⟨

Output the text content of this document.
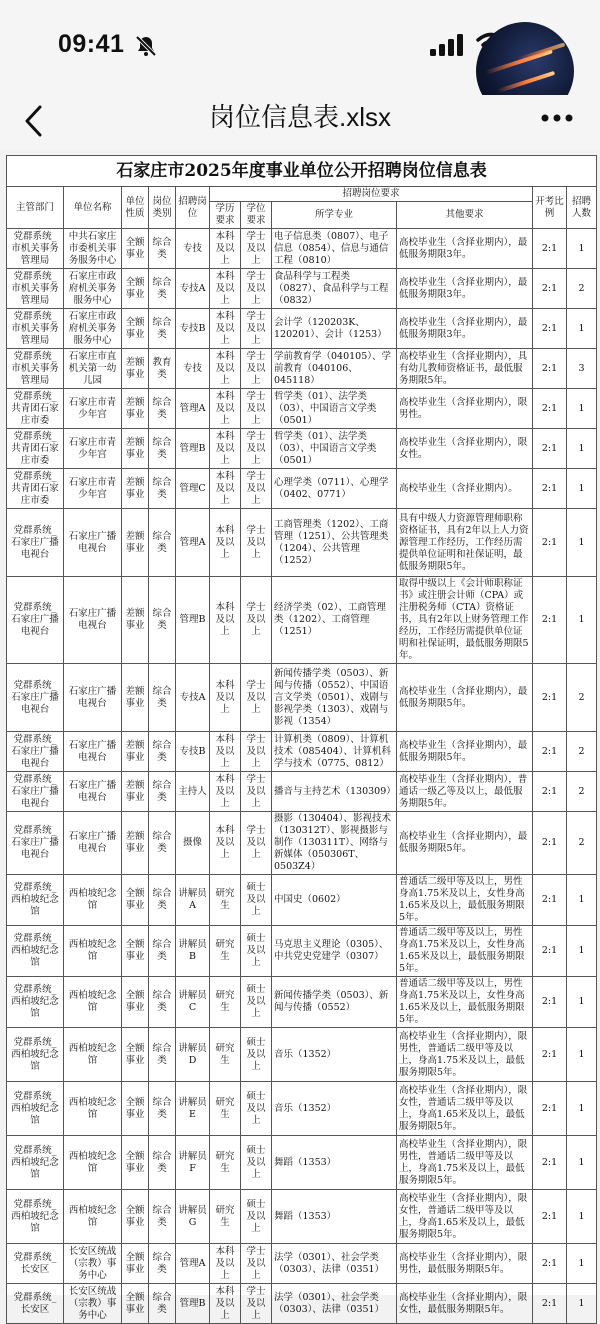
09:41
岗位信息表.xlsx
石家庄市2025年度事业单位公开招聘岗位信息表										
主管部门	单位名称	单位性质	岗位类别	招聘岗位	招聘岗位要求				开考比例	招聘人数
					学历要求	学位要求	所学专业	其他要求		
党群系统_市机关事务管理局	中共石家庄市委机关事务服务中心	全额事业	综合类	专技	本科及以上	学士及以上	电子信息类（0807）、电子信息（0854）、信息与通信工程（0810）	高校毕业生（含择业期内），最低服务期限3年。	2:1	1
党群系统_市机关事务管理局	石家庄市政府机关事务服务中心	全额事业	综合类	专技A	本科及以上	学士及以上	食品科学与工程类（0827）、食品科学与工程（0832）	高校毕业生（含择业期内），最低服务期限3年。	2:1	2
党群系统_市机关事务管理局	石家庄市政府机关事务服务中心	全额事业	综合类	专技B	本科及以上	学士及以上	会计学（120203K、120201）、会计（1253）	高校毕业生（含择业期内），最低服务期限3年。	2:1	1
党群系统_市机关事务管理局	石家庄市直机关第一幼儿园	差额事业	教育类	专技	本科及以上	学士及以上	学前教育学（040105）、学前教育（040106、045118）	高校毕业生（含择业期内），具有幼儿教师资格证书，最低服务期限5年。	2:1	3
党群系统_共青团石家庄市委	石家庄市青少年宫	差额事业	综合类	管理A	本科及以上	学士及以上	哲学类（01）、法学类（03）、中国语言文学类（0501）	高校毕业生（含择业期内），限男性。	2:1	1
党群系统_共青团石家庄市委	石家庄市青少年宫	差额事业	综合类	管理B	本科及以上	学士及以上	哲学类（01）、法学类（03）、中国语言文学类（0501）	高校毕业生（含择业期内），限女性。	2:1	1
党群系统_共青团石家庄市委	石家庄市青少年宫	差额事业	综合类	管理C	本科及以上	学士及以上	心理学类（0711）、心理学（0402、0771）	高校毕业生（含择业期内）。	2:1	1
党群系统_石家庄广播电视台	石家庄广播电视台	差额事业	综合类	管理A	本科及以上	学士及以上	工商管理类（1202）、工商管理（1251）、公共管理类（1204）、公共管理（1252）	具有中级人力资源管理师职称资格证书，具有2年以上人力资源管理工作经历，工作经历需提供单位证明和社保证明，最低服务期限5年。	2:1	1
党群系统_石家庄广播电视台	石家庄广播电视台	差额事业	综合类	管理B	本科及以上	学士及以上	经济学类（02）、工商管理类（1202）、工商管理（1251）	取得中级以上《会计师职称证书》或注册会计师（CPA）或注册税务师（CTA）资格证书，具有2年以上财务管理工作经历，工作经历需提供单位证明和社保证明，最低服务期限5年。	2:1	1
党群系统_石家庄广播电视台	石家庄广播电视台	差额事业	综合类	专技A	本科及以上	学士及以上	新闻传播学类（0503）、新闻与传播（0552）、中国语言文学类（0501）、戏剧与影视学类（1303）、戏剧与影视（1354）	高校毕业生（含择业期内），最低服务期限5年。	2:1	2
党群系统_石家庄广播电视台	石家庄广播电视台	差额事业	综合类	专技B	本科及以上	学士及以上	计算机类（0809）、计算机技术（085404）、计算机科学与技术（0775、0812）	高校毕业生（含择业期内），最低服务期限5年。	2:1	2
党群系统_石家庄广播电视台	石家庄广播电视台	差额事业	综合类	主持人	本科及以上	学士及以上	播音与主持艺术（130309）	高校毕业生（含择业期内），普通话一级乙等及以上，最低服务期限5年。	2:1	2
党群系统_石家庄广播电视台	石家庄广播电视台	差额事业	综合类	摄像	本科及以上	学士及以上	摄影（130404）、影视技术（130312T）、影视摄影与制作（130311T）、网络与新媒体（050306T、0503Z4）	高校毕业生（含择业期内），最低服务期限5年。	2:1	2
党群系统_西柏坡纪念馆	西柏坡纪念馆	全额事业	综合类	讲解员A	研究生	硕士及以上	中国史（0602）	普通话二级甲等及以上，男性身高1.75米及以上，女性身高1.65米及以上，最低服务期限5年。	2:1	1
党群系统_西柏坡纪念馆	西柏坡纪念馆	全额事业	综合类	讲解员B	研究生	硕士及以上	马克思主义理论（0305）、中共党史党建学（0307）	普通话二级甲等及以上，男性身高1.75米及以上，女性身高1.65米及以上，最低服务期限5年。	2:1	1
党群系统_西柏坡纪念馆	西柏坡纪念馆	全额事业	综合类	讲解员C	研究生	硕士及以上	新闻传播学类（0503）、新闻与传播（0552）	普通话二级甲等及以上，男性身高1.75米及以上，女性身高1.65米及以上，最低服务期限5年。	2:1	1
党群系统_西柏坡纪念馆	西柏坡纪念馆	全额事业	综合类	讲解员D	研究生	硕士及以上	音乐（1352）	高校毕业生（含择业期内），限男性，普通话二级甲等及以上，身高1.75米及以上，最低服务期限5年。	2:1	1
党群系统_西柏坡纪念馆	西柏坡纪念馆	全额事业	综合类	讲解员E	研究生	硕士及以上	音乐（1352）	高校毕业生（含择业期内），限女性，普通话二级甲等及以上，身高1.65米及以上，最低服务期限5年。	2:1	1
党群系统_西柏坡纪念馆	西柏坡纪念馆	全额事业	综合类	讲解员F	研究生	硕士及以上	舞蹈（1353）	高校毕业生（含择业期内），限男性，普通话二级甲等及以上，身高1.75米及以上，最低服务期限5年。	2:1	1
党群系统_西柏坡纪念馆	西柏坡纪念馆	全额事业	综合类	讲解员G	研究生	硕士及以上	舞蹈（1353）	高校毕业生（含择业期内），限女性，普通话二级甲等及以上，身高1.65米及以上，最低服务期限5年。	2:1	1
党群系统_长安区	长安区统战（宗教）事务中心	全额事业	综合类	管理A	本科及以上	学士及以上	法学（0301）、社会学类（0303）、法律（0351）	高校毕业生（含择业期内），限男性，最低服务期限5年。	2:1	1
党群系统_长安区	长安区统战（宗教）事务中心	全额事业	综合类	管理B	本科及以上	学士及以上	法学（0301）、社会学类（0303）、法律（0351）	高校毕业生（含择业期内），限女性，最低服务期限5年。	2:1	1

⟩
⟨

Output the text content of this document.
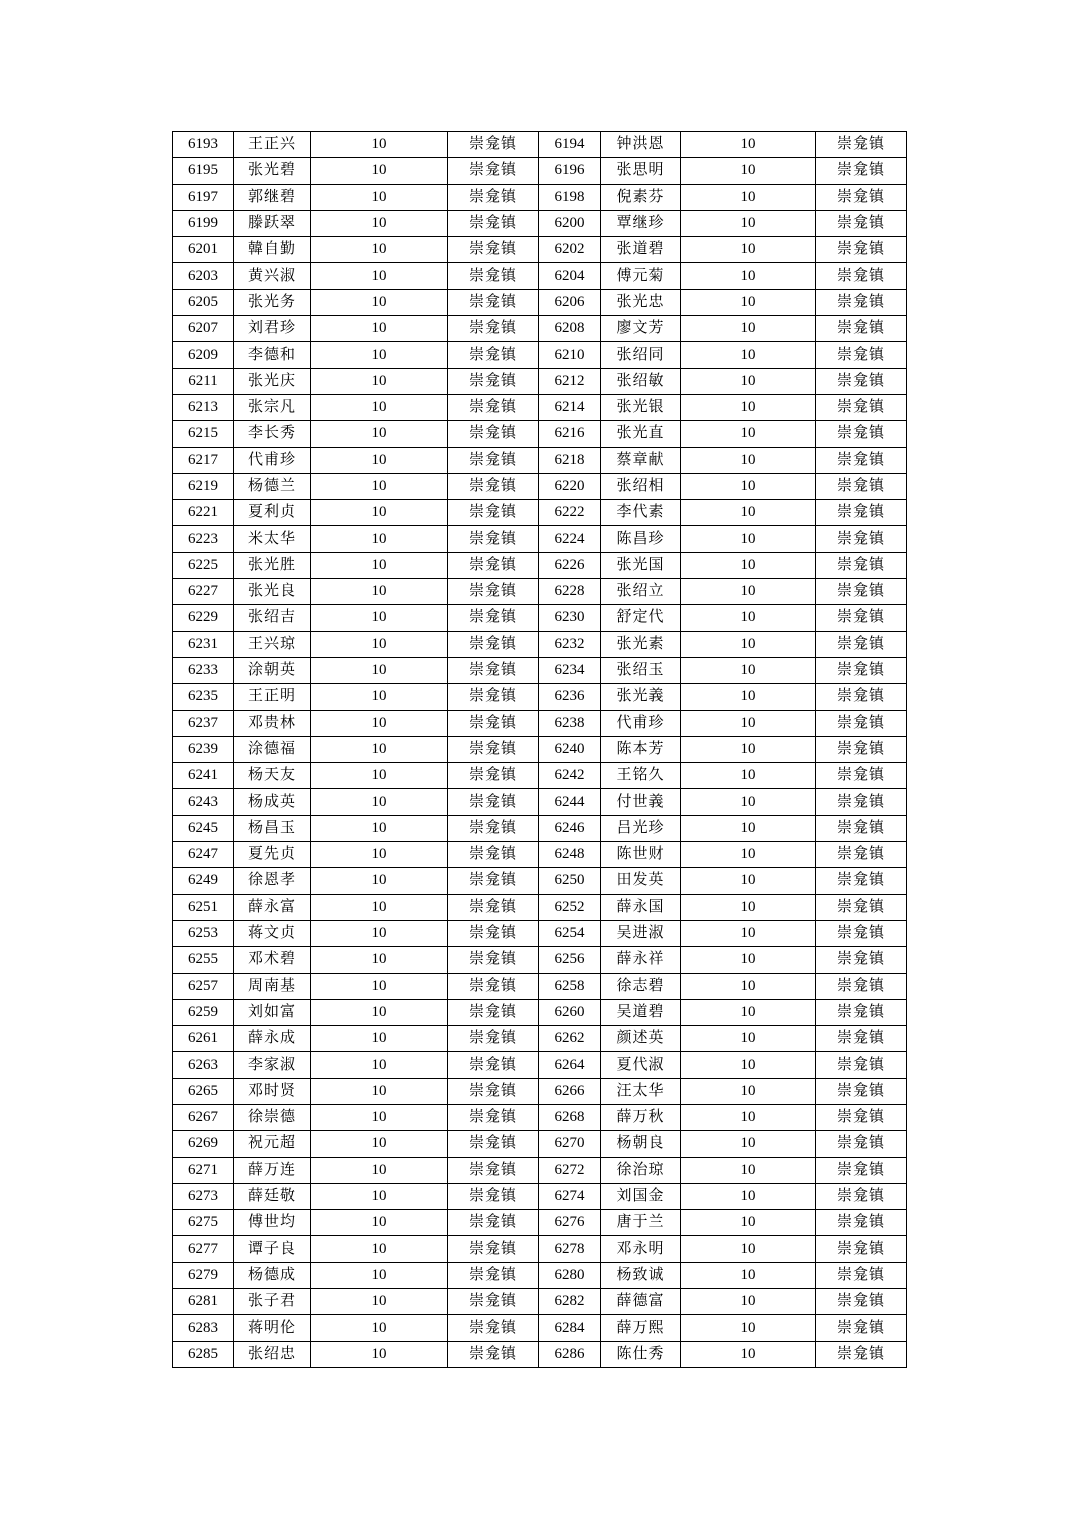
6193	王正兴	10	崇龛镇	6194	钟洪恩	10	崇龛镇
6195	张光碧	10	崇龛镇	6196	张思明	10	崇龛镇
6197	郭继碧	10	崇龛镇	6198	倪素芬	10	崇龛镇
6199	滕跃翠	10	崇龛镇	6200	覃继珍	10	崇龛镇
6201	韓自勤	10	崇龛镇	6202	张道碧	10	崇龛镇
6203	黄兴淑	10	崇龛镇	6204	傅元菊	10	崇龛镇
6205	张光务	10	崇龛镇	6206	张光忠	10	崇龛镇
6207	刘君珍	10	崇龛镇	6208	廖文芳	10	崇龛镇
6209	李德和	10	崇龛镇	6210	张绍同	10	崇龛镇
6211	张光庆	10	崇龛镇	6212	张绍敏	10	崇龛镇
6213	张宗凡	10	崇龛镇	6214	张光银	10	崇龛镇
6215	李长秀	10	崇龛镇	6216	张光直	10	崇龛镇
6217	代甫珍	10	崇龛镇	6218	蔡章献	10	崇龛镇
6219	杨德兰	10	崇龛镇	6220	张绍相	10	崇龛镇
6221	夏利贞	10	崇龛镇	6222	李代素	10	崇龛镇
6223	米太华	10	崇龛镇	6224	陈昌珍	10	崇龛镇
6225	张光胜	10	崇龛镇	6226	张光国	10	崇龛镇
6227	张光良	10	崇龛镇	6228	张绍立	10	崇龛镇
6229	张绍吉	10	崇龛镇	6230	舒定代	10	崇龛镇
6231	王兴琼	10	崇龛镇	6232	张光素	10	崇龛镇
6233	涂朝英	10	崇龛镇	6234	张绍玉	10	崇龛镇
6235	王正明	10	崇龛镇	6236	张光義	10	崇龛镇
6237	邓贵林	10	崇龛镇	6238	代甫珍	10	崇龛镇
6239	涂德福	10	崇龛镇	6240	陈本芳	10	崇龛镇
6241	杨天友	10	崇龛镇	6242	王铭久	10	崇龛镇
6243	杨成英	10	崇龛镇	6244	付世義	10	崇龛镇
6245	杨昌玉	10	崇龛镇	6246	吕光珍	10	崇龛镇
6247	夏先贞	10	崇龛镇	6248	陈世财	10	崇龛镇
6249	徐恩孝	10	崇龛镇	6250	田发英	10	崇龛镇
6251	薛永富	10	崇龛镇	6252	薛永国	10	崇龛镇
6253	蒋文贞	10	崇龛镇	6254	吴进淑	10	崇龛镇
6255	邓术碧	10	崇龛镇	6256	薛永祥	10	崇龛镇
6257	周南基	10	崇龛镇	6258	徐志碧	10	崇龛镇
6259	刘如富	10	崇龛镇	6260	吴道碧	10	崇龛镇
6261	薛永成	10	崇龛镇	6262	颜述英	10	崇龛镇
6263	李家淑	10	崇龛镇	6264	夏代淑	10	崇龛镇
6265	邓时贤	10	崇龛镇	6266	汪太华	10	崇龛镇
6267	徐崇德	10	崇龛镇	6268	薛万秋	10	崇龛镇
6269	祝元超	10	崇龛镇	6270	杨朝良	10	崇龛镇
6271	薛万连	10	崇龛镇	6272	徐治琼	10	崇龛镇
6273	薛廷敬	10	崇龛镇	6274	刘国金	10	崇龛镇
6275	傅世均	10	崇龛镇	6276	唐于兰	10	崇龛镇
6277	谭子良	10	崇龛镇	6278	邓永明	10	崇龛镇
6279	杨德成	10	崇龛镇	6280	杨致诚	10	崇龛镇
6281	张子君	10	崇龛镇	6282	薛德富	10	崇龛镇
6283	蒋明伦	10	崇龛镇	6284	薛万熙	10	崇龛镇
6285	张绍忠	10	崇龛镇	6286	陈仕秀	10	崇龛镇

⟩

> [Stated task]: All lines above containing the string "新闻与传播" are to be collected.

> [Solution for this task]:
党群系统_石家庄广播电视台	石家庄广播电视台	差额事业	综合类	专技A	本科及以上	学士及以上	新闻传播学类（0503）、新闻与传播（0552）、中国语言文学类（0501）、戏剧与影视学类（1303）、戏剧与影视（1354）	高校毕业生（含择业期内），最低服务期限5年。	2:1	2
党群系统_西柏坡纪念馆	西柏坡纪念馆	全额事业	综合类	讲解员C	研究生	硕士及以上	新闻传播学类（0503）、新闻与传播（0552）	普通话二级甲等及以上，男性身高1.75米及以上，女性身高1.65米及以上，最低服务期限5年。	2:1	1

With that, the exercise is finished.